» **TEXTO FORNECIDO**:
À DW, o ativista conta que enviou "cartas em nome do [seu] movimento cívico ao governo provincial para [informar sobre uma] possível manifestação que visava alertar para a insuficiência na distribuição de água e energia elétrica e para pedir o reforço no patrulhamento de proximidade. Estas cartas não viram um deferimento positivo, o que é preocupante".
Não são apontados só problemas quanto à liberdade de manifestação. Outro ponto sensível é a liberdade de imprensa.
Liberdade de imprensa
Este ano, a situação melhorou um pouco em Angola, de acordo com o Índice Mundial da Liberdade de Imprensa da organização não-governamental Repórteres Sem Fronteiras (RSF). O país subiu 21 posições. Mas continua em 104.º lugar num total de 180 países.
Para o diretor da Rádio Ecclesia de Menongue, o padre católico António Dumba, há espaço para melhorar, "uma vez que o nosso país está no quadro, na própria legislação, de um país que se diz democrático".
"Naturalmente, há uma ou outra questão ainda tem muito a desejar. Mas também devemos dizer que o tempo é mestre da vida, vamos caminhando. Já nos podemos expressar sobre algumas coisas", conclui.

» **TAREFA A REALIZAR**: Por favor, transcreva sem alterações o trecho do texto fornecido que começa com as palavras "À DW, o ativista" e termina com "de 180 países.".

» **DADOS FORNECIDOS**:
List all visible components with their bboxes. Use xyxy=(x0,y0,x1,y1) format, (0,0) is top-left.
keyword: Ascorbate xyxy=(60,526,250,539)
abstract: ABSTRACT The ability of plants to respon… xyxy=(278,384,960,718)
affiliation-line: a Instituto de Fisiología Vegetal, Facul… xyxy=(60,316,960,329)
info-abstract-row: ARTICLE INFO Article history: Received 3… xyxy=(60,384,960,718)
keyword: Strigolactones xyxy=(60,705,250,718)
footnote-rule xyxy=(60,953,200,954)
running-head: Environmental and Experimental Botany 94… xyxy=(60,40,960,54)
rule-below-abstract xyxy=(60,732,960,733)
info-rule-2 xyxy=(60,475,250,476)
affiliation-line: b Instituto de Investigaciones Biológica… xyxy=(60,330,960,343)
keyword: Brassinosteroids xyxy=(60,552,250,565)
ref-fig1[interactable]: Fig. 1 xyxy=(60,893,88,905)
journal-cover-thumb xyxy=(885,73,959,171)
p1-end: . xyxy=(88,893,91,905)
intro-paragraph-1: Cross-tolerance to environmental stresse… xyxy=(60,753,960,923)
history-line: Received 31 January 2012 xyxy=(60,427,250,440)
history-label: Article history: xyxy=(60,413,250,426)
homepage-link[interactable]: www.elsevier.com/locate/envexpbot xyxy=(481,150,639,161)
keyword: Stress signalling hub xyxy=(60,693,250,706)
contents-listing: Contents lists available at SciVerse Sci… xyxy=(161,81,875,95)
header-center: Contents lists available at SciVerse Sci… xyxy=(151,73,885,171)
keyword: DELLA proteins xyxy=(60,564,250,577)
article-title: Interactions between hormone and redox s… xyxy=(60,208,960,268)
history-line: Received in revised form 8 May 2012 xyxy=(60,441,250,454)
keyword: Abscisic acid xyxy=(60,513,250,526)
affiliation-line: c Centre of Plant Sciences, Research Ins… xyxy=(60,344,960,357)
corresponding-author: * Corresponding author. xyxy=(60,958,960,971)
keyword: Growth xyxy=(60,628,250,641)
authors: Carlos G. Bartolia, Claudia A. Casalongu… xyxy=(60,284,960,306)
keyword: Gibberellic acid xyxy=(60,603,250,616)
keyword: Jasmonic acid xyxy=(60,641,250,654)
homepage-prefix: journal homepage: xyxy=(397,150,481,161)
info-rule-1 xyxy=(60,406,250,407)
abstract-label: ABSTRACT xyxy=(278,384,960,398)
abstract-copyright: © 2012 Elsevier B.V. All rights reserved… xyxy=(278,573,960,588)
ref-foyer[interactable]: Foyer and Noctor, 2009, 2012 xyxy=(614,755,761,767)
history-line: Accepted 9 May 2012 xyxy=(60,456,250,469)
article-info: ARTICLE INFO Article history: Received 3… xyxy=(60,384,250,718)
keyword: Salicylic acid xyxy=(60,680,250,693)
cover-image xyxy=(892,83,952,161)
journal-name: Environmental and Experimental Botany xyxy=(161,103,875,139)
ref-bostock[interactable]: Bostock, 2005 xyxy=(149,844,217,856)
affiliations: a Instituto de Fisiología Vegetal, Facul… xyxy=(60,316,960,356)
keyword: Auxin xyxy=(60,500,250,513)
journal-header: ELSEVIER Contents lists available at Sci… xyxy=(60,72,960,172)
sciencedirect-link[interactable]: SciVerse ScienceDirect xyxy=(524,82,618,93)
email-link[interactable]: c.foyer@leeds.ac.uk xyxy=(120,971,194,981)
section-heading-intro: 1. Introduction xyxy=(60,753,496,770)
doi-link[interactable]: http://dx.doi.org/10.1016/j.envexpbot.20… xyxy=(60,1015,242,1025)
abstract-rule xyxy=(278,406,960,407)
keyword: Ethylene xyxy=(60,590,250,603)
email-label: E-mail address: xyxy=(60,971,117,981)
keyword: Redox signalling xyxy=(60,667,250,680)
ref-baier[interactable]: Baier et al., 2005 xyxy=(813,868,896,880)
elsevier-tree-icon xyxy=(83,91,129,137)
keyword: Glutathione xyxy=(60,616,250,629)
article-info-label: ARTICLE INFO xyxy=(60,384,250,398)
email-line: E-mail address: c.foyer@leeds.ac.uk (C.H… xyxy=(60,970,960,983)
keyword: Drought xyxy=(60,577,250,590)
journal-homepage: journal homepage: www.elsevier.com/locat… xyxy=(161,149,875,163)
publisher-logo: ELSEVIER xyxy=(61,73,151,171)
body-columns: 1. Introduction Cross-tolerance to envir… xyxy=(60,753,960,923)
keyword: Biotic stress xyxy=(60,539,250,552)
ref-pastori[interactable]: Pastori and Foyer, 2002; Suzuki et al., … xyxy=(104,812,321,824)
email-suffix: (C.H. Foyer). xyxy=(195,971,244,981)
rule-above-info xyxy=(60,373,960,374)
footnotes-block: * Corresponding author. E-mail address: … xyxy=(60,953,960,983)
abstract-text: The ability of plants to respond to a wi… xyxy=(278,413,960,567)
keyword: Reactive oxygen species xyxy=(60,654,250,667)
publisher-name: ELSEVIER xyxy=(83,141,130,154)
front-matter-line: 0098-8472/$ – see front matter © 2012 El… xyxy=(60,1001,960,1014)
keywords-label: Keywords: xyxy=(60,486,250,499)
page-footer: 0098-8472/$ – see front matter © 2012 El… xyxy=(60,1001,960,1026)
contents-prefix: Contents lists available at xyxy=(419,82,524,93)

» **SOLUÇÃO DO PROBLEMA**:
À DW, o ativista conta que enviou "cartas em nome do [seu] movimento cívico ao governo provincial para [informar sobre uma] possível manifestação que visava alertar para a insuficiência na distribuição de água e energia elétrica e para pedir o reforço no patrulhamento de proximidade. Estas cartas não viram um deferimento positivo, o que é preocupante".
Não são apontados só problemas quanto à liberdade de manifestação. Outro ponto sensível é a liberdade de imprensa.
Liberdade de imprensa
Este ano, a situação melhorou um pouco em Angola, de acordo com o Índice Mundial da Liberdade de Imprensa da organização não-governamental Repórteres Sem Fronteiras (RSF). O país subiu 21 posições. Mas continua em 104.º lugar num total de 180 países.